— TASK OBJECTIVE —
Keep the pictures out of the copy and repeat the records exactly.

— GIVEN INFORMATION —
══════

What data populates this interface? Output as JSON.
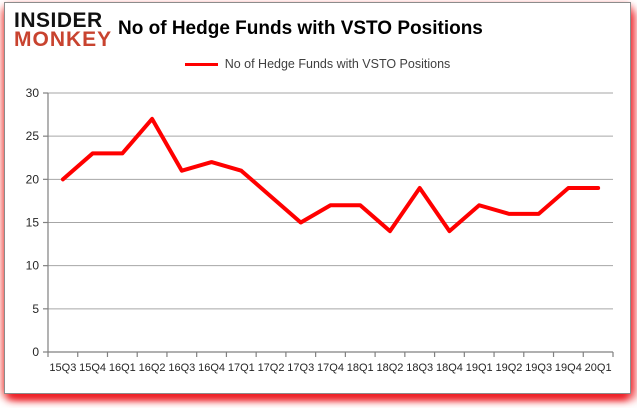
{
  "logo": {
    "line1": "INSIDER",
    "line2": "MONKEY"
  },
  "header": {
    "title": "No of Hedge Funds with VSTO Positions"
  },
  "legend": {
    "label": "No of Hedge Funds with VSTO Positions"
  },
  "colors": {
    "line": "#ff0000",
    "logo_red": "#c8432f",
    "axis": "#808080",
    "gridline": "#a6a6a6",
    "tick_text": "#262626"
  },
  "chart_data": {
    "type": "line",
    "title": "No of Hedge Funds with VSTO Positions",
    "legend_entries": [
      "No of Hedge Funds with VSTO Positions"
    ],
    "legend_position": "top",
    "grid": true,
    "categories": [
      "15Q3",
      "15Q4",
      "16Q1",
      "16Q2",
      "16Q3",
      "16Q4",
      "17Q1",
      "17Q2",
      "17Q3",
      "17Q4",
      "18Q1",
      "18Q2",
      "18Q3",
      "18Q4",
      "19Q1",
      "19Q2",
      "19Q3",
      "19Q4",
      "20Q1"
    ],
    "values": [
      20,
      23,
      23,
      27,
      21,
      22,
      21,
      18,
      15,
      17,
      17,
      14,
      19,
      14,
      17,
      16,
      16,
      19,
      19
    ],
    "xlabel": "",
    "ylabel": "",
    "ylim": [
      0,
      30
    ],
    "yticks": [
      0,
      5,
      10,
      15,
      20,
      25,
      30
    ]
  }
}
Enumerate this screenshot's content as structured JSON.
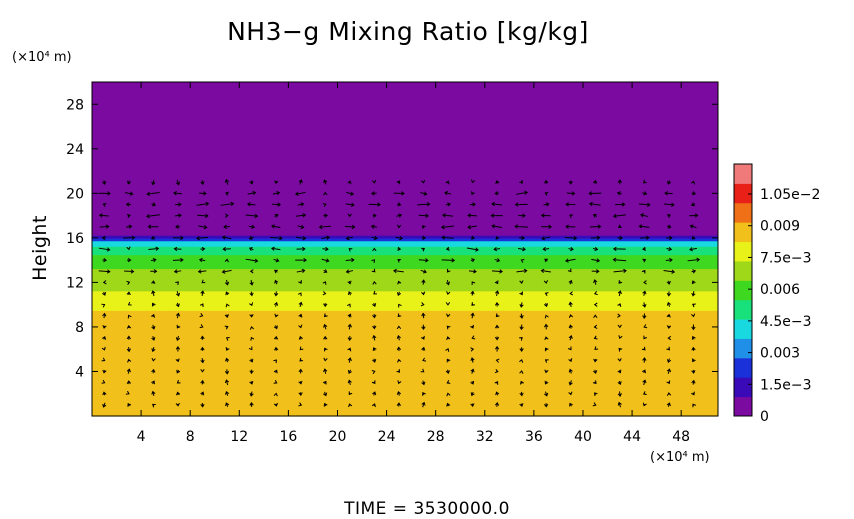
{
  "chart_data": {
    "type": "heatmap",
    "title": "NH3−g Mixing Ratio [kg/kg]",
    "ylabel": "Height",
    "x_unit": "(×10⁴ m)",
    "y_unit": "(×10⁴ m)",
    "footer": "TIME  =  3530000.0",
    "xlim": [
      0,
      51
    ],
    "ylim": [
      0,
      30
    ],
    "x_ticks": [
      4,
      8,
      12,
      16,
      20,
      24,
      28,
      32,
      36,
      40,
      44,
      48
    ],
    "x_tick_labels": [
      "4",
      "8",
      "12",
      "16",
      "20",
      "24",
      "28",
      "32",
      "36",
      "40",
      "44",
      "48"
    ],
    "y_ticks": [
      4,
      8,
      12,
      16,
      20,
      24,
      28
    ],
    "y_tick_labels": [
      "4",
      "8",
      "12",
      "16",
      "20",
      "24",
      "28"
    ],
    "colorbar": {
      "min": 0,
      "max": 0.0105,
      "tick_values": [
        0,
        0.0015,
        0.003,
        0.0045,
        0.006,
        0.0075,
        0.009,
        0.0105
      ],
      "tick_labels": [
        "0",
        "1.5e−3",
        "0.003",
        "4.5e−3",
        "0.006",
        "7.5e−3",
        "0.009",
        "1.05e−2"
      ]
    },
    "field_profile": [
      {
        "height": 0,
        "value": 0.008
      },
      {
        "height": 8.5,
        "value": 0.008
      },
      {
        "height": 9.5,
        "value": 0.0072
      },
      {
        "height": 11,
        "value": 0.0066
      },
      {
        "height": 12.5,
        "value": 0.006
      },
      {
        "height": 14,
        "value": 0.0052
      },
      {
        "height": 15,
        "value": 0.0044
      },
      {
        "height": 15.6,
        "value": 0.0034
      },
      {
        "height": 16.1,
        "value": 0.0012
      },
      {
        "height": 16.5,
        "value": 0.0
      },
      {
        "height": 30,
        "value": 0.0
      }
    ],
    "overlay": "wind vectors"
  },
  "colors": {
    "colormap": [
      "#7a0aa0",
      "#3a0ab8",
      "#1a30d8",
      "#1f8fe8",
      "#18d8e0",
      "#18e07a",
      "#3ed820",
      "#9ed818",
      "#e8f218",
      "#f2c01a",
      "#f07018",
      "#e82018",
      "#f07a7a"
    ]
  }
}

══════

— WRITTEN RESPONSE —
What data populates this interface? Output as JSON.
{
  "logo": {
    "line1": "INSIDER",
    "line2": "MONKEY"
  },
  "header": {
    "title": "No of Hedge Funds with VSTO Positions"
  },
  "legend": {
    "label": "No of Hedge Funds with VSTO Positions"
  },
  "colors": {
    "line": "#ff0000",
    "logo_red": "#c8432f",
    "axis": "#808080",
    "gridline": "#a6a6a6",
    "tick_text": "#262626"
  },
  "chart_data": {
    "type": "line",
    "title": "No of Hedge Funds with VSTO Positions",
    "legend_entries": [
      "No of Hedge Funds with VSTO Positions"
    ],
    "legend_position": "top",
    "grid": true,
    "categories": [
      "15Q3",
      "15Q4",
      "16Q1",
      "16Q2",
      "16Q3",
      "16Q4",
      "17Q1",
      "17Q2",
      "17Q3",
      "17Q4",
      "18Q1",
      "18Q2",
      "18Q3",
      "18Q4",
      "19Q1",
      "19Q2",
      "19Q3",
      "19Q4",
      "20Q1"
    ],
    "values": [
      20,
      23,
      23,
      27,
      21,
      22,
      21,
      18,
      15,
      17,
      17,
      14,
      19,
      14,
      17,
      16,
      16,
      19,
      19
    ],
    "xlabel": "",
    "ylabel": "",
    "ylim": [
      0,
      30
    ],
    "yticks": [
      0,
      5,
      10,
      15,
      20,
      25,
      30
    ]
  }
}
Enumerate this screenshot's content as structured JSON.
{
  "chart_data": {
    "type": "heatmap",
    "title": "NH3−g Mixing Ratio [kg/kg]",
    "ylabel": "Height",
    "x_unit": "(×10⁴ m)",
    "y_unit": "(×10⁴ m)",
    "footer": "TIME  =  3530000.0",
    "xlim": [
      0,
      51
    ],
    "ylim": [
      0,
      30
    ],
    "x_ticks": [
      4,
      8,
      12,
      16,
      20,
      24,
      28,
      32,
      36,
      40,
      44,
      48
    ],
    "x_tick_labels": [
      "4",
      "8",
      "12",
      "16",
      "20",
      "24",
      "28",
      "32",
      "36",
      "40",
      "44",
      "48"
    ],
    "y_ticks": [
      4,
      8,
      12,
      16,
      20,
      24,
      28
    ],
    "y_tick_labels": [
      "4",
      "8",
      "12",
      "16",
      "20",
      "24",
      "28"
    ],
    "colorbar": {
      "min": 0,
      "max": 0.0105,
      "tick_values": [
        0,
        0.0015,
        0.003,
        0.0045,
        0.006,
        0.0075,
        0.009,
        0.0105
      ],
      "tick_labels": [
        "0",
        "1.5e−3",
        "0.003",
        "4.5e−3",
        "0.006",
        "7.5e−3",
        "0.009",
        "1.05e−2"
      ]
    },
    "field_profile": [
      {
        "height": 0,
        "value": 0.008
      },
      {
        "height": 8.5,
        "value": 0.008
      },
      {
        "height": 9.5,
        "value": 0.0072
      },
      {
        "height": 11,
        "value": 0.0066
      },
      {
        "height": 12.5,
        "value": 0.006
      },
      {
        "height": 14,
        "value": 0.0052
      },
      {
        "height": 15,
        "value": 0.0044
      },
      {
        "height": 15.6,
        "value": 0.0034
      },
      {
        "height": 16.1,
        "value": 0.0012
      },
      {
        "height": 16.5,
        "value": 0.0
      },
      {
        "height": 30,
        "value": 0.0
      }
    ],
    "overlay": "wind vectors"
  },
  "colors": {
    "colormap": [
      "#7a0aa0",
      "#3a0ab8",
      "#1a30d8",
      "#1f8fe8",
      "#18d8e0",
      "#18e07a",
      "#3ed820",
      "#9ed818",
      "#e8f218",
      "#f2c01a",
      "#f07018",
      "#e82018",
      "#f07a7a"
    ]
  }
}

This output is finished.